-------- Exercise materials

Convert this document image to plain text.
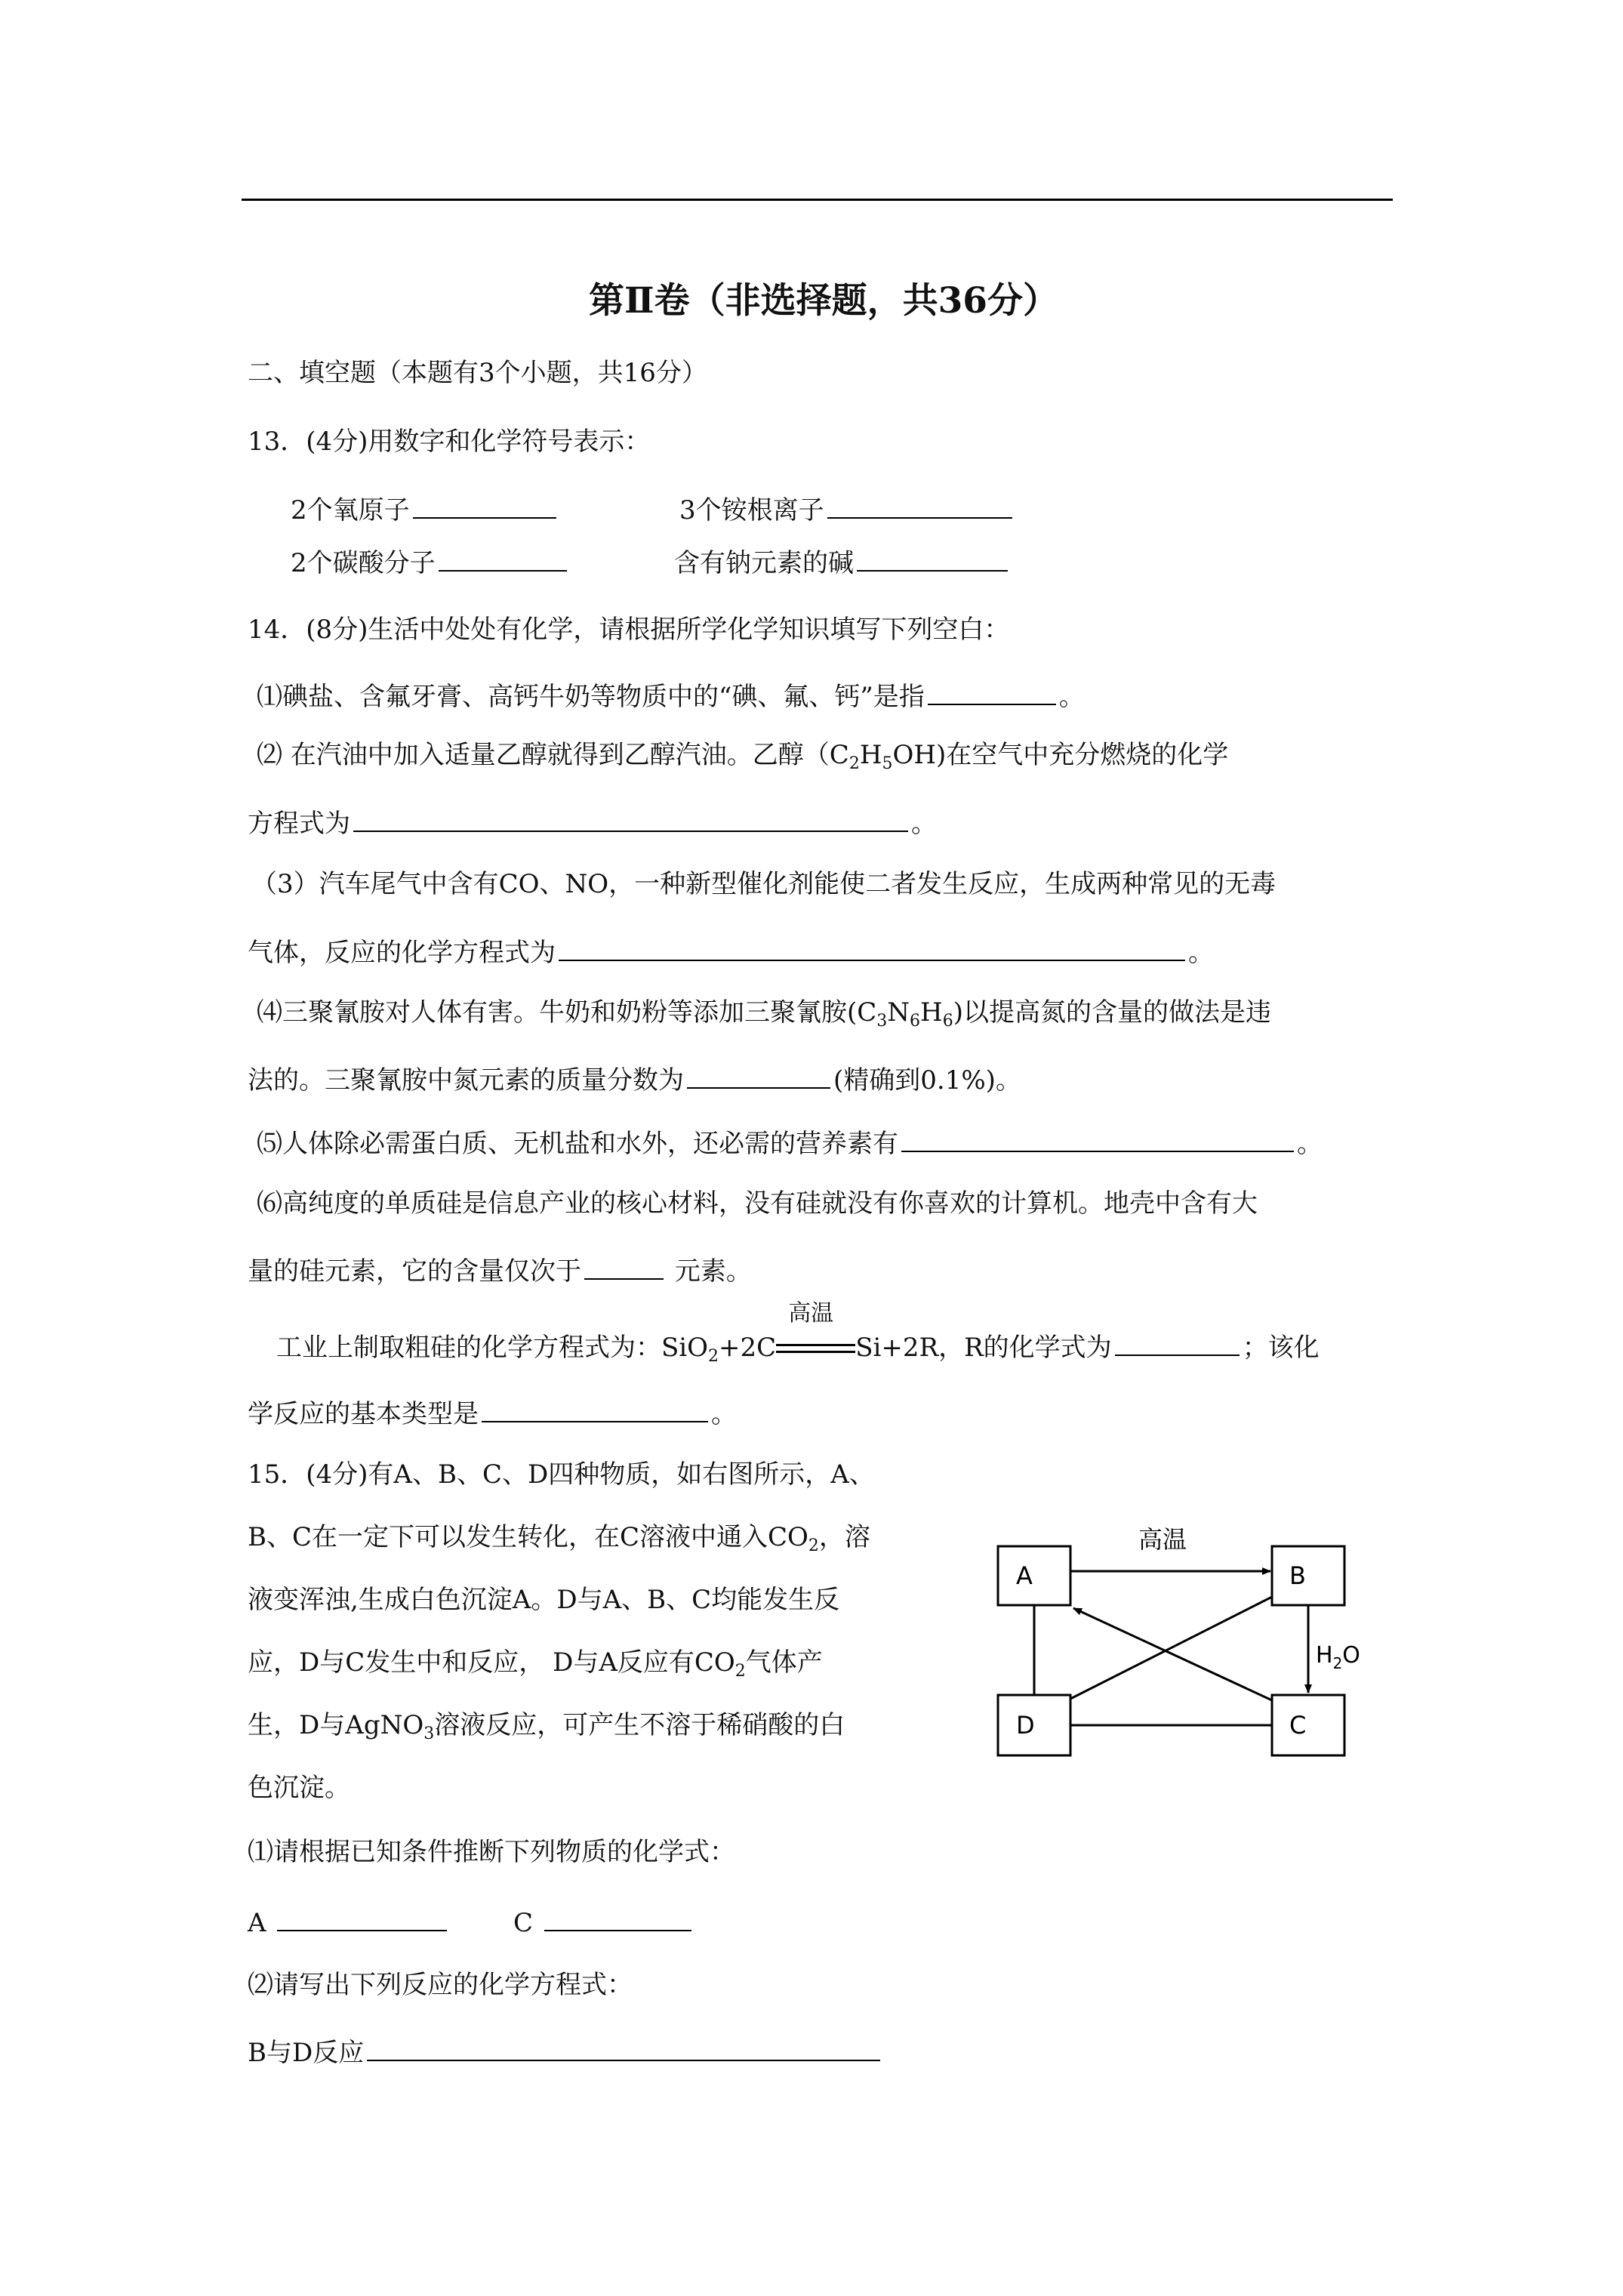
第Ⅱ卷（非选择题，共36分）
二、填空题（本题有3个小题，共16分）
13．(4分)用数字和化学符号表示：
2个氧原子	3个铵根离子
2个碳酸分子	含有钠元素的碱
14．(8分)生活中处处有化学，请根据所学化学知识填写下列空白：
⑴碘盐、含氟牙膏、高钙牛奶等物质中的“碘、氟、钙”是指	。
⑵ 在汽油中加入适量乙醇就得到乙醇汽油。乙醇$(C_2H_5OH)$在空气中充分燃烧的化学
方程式为	。
（3）汽车尾气中含有CO、NO，一种新型催化剂能使二者发生反应，生成两种常见的无毒
气体，反应的化学方程式为	。
⑷三聚氰胺对人体有害。牛奶和奶粉等添加三聚氰胺$(C_3N_6H_6)$以提高氮的含量的做法是违
法的。三聚氰胺中氮元素的质量分数为	(精确到0.1%)。
⑸人体除必需蛋白质、无机盐和水外，还必需的营养素有	。
⑹高纯度的单质硅是信息产业的核心材料，没有硅就没有你喜欢的计算机。地壳中含有大
量的硅元素，它的含量仅次于	元素。
工业上制取粗硅的化学方程式为：SiO$_2$+2C
高温
Si+2R，R的化学式为	；该化
学反应的基本类型是	。
15．(4分)有A、B、C、D四种物质，如右图所示，A、
B、C在一定下可以发生转化，在C溶液中通入$CO_2$，溶
液变浑浊,生成白色沉淀A。D与A、B、C均能发生反
应，D与C发生中和反应， D与A反应有$CO_2$气体产
生，D与AgNO$_3$溶液反应，可产生不溶于稀硝酸的白
色沉淀。
⑴请根据已知条件推断下列物质的化学式：
A	C
⑵请写出下列反应的化学方程式：
B与D反应
A	B
C
D
高温
$H_2O$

----------------

_Problem statement_:
Retype all of the entries exactly as written, leaving out any images.

_Written reply_:
Convert this document image to plain text.
第Ⅱ卷（非选择题，共36分）
二、填空题（本题有3个小题，共16分）
13．(4分)用数字和化学符号表示：
2个氧原子	3个铵根离子
2个碳酸分子	含有钠元素的碱
14．(8分)生活中处处有化学，请根据所学化学知识填写下列空白：
⑴碘盐、含氟牙膏、高钙牛奶等物质中的“碘、氟、钙”是指	。
⑵ 在汽油中加入适量乙醇就得到乙醇汽油。乙醇$(C_2H_5OH)$在空气中充分燃烧的化学
方程式为	。
（3）汽车尾气中含有CO、NO，一种新型催化剂能使二者发生反应，生成两种常见的无毒
气体，反应的化学方程式为	。
⑷三聚氰胺对人体有害。牛奶和奶粉等添加三聚氰胺$(C_3N_6H_6)$以提高氮的含量的做法是违
法的。三聚氰胺中氮元素的质量分数为	(精确到0.1%)。
⑸人体除必需蛋白质、无机盐和水外，还必需的营养素有	。
⑹高纯度的单质硅是信息产业的核心材料，没有硅就没有你喜欢的计算机。地壳中含有大
量的硅元素，它的含量仅次于	元素。
工业上制取粗硅的化学方程式为：SiO$_2$+2C
高温
Si+2R，R的化学式为	；该化
学反应的基本类型是	。
15．(4分)有A、B、C、D四种物质，如右图所示，A、
B、C在一定下可以发生转化，在C溶液中通入$CO_2$，溶
液变浑浊,生成白色沉淀A。D与A、B、C均能发生反
应，D与C发生中和反应， D与A反应有$CO_2$气体产
生，D与AgNO$_3$溶液反应，可产生不溶于稀硝酸的白
色沉淀。
⑴请根据已知条件推断下列物质的化学式：
A	C
⑵请写出下列反应的化学方程式：
B与D反应
A	B
C
D
高温
$H_2O$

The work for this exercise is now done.